>> START
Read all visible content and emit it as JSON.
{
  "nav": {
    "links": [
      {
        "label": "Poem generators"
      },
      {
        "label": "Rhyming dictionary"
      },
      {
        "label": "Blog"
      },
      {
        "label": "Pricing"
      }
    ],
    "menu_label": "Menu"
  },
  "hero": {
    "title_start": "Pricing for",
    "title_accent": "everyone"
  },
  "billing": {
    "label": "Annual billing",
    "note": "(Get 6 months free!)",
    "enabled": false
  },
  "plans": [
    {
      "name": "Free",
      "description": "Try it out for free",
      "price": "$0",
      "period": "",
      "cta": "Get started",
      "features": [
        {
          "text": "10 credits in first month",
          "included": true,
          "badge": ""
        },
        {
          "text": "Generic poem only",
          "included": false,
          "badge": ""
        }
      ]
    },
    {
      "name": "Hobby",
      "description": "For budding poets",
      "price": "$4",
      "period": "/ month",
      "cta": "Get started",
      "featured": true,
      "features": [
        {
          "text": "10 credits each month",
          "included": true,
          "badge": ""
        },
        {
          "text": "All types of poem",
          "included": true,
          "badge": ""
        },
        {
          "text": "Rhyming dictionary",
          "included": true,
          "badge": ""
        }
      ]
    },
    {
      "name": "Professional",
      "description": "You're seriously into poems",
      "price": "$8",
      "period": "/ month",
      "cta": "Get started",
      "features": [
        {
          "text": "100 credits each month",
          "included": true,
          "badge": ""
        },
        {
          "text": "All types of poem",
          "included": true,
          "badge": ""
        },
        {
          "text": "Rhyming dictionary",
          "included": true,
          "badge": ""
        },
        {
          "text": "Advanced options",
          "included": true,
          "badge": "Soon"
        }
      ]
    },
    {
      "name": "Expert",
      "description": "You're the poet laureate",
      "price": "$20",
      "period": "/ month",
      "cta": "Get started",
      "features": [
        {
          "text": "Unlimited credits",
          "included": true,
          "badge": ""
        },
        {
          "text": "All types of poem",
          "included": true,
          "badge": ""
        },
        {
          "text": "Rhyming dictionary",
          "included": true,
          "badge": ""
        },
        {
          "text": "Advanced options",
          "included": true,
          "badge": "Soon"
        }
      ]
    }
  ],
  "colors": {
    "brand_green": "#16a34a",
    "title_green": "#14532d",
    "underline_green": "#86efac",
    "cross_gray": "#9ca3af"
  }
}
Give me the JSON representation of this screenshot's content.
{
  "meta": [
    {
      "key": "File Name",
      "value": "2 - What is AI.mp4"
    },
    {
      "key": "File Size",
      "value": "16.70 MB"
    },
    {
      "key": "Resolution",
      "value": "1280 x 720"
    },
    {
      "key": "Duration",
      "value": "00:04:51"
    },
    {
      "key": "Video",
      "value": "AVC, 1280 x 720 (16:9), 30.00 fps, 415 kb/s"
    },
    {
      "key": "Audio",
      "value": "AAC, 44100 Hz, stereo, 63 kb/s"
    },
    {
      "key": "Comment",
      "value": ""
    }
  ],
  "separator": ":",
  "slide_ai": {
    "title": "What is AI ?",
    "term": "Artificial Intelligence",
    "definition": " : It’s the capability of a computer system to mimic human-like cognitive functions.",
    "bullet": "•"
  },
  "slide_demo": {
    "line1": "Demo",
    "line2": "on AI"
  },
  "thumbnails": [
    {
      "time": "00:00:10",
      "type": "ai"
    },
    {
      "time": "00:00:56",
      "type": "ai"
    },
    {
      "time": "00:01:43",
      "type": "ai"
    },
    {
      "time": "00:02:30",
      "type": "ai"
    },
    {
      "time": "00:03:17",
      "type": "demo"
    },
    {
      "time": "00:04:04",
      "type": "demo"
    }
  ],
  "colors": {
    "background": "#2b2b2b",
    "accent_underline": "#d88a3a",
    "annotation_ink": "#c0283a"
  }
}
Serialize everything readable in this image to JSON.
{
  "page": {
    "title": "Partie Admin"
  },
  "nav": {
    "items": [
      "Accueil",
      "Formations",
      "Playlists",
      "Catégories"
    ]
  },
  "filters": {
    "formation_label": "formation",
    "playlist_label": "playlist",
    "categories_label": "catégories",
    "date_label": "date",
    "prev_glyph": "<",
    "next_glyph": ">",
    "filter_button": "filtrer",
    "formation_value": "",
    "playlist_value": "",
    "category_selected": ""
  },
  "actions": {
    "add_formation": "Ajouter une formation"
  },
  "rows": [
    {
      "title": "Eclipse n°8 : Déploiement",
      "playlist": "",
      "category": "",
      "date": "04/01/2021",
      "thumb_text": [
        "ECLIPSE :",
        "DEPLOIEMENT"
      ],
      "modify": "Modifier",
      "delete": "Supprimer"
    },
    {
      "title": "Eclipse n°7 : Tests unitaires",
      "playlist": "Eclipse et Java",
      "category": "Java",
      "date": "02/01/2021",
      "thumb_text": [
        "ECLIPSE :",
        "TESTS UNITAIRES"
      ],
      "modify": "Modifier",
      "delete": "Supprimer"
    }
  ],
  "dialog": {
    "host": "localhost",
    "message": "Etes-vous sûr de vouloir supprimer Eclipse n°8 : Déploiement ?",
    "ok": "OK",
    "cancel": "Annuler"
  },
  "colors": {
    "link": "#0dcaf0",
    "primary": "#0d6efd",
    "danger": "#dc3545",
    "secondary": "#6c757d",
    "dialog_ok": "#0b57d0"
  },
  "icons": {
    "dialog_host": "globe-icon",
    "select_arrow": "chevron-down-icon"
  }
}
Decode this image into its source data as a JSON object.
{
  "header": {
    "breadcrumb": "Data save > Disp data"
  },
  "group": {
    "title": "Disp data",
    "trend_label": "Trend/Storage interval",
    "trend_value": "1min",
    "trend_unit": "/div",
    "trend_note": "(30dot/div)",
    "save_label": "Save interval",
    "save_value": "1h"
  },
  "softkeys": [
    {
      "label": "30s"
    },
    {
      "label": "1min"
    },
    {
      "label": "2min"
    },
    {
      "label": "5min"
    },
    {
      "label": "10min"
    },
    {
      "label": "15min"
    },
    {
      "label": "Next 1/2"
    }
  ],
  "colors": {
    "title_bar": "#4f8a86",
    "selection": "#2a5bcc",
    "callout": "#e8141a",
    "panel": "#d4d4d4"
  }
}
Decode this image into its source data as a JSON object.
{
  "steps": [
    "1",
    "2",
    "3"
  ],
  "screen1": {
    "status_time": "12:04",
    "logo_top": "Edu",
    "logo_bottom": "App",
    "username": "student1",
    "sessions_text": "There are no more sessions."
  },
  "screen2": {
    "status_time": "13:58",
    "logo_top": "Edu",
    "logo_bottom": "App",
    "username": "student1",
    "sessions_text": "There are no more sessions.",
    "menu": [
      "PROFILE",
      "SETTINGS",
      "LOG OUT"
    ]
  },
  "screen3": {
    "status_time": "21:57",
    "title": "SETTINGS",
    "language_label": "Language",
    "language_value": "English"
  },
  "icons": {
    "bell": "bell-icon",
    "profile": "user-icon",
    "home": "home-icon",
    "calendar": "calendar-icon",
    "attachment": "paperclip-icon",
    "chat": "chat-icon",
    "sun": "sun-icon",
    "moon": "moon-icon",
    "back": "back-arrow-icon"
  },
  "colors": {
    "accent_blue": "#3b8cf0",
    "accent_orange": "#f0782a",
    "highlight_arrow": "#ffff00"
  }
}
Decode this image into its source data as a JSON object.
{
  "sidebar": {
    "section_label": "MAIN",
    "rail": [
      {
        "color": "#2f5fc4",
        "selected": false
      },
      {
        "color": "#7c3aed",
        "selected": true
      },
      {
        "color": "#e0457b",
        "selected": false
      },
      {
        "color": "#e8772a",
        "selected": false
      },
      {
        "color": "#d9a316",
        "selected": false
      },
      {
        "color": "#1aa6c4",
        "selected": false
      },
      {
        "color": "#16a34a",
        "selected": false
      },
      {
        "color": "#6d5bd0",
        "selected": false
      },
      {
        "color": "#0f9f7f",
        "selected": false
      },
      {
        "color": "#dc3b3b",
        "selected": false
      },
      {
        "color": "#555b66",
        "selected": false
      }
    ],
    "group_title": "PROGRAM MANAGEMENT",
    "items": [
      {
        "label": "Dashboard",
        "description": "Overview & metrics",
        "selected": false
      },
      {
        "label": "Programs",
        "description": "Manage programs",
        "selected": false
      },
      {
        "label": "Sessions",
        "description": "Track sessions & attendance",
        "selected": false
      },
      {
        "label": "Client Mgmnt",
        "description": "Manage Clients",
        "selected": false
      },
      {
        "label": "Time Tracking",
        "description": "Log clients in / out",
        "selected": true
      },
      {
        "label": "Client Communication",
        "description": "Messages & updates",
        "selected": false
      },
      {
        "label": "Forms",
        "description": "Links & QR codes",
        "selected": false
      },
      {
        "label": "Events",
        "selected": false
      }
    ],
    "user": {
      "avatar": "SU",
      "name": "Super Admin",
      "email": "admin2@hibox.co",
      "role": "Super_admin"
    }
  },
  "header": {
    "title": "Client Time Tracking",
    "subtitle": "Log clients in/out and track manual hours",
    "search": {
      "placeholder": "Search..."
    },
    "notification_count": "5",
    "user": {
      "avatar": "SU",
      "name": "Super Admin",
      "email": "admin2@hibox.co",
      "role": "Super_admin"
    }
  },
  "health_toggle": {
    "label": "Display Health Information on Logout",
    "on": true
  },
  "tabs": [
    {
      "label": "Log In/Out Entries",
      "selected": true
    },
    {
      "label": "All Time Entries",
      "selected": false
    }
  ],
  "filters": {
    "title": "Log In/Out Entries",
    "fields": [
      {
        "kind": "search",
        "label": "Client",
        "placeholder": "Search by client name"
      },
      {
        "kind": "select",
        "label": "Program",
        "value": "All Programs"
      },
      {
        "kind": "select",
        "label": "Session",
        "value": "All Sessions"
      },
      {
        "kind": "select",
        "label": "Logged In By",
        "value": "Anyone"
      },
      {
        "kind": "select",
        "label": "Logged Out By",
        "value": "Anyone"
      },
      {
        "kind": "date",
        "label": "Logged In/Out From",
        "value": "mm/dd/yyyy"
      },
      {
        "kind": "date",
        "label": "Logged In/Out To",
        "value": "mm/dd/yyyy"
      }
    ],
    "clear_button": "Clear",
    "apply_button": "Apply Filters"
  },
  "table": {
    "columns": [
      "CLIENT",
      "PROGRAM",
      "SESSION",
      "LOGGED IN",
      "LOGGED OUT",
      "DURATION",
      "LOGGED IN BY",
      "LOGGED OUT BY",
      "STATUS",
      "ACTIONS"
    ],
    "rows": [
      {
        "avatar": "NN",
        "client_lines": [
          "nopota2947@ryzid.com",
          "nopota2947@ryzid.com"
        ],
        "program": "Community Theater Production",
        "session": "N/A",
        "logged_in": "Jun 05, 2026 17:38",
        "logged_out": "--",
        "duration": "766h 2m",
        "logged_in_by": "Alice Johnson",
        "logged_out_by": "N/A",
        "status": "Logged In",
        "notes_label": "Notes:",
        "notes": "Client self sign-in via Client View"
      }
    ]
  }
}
>> END
WRITTEN REQUEST: Scan the material and collect every line that contains "What".

THE REPLY:
      "value": "2 - What is AI.mp4"
    "title": "What is AI ?",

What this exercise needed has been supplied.